** start of Entries supplied **

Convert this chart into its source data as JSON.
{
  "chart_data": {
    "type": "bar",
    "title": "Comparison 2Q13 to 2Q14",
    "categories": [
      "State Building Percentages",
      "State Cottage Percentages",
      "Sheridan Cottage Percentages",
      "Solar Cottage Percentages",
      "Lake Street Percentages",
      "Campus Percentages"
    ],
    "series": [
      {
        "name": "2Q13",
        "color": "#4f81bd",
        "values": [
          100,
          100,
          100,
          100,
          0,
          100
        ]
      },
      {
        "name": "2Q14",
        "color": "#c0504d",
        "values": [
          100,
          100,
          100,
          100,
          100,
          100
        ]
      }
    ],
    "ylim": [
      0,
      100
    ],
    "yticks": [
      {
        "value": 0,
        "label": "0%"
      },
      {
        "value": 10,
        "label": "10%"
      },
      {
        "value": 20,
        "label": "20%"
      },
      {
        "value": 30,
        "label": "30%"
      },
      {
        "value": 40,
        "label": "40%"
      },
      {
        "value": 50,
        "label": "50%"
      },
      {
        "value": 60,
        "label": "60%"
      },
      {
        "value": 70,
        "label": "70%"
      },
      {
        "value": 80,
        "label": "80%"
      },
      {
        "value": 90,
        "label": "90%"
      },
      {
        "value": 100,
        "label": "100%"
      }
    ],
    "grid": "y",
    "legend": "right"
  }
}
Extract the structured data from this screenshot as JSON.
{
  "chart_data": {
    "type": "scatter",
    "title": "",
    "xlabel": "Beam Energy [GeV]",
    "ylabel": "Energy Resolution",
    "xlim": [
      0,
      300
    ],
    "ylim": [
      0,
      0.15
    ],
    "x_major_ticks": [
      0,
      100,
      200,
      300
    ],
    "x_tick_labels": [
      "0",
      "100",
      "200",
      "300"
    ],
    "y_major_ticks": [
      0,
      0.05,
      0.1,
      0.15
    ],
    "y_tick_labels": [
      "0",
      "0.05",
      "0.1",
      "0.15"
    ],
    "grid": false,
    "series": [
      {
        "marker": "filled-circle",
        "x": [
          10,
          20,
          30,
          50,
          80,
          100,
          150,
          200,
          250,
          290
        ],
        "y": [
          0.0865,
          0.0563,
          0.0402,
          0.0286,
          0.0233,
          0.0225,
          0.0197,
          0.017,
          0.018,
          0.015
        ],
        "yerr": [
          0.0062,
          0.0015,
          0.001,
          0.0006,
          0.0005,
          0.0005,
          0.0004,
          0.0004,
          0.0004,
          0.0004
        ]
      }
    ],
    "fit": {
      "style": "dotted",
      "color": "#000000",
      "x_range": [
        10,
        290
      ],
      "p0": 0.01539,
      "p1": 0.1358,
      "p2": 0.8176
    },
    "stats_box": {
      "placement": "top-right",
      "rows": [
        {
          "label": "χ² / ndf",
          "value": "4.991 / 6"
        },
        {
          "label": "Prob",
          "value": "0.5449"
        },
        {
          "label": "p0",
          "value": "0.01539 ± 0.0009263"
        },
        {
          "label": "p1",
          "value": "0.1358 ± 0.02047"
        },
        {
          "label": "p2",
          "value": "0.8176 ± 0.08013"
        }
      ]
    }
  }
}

** end of Entries supplied **

▸ Written exercise:
Leave out every line without the string "Cottage" and copy the rest.

▸ Answer for this exercise:
      "State Cottage Percentages",
      "Sheridan Cottage Percentages",
      "Solar Cottage Percentages",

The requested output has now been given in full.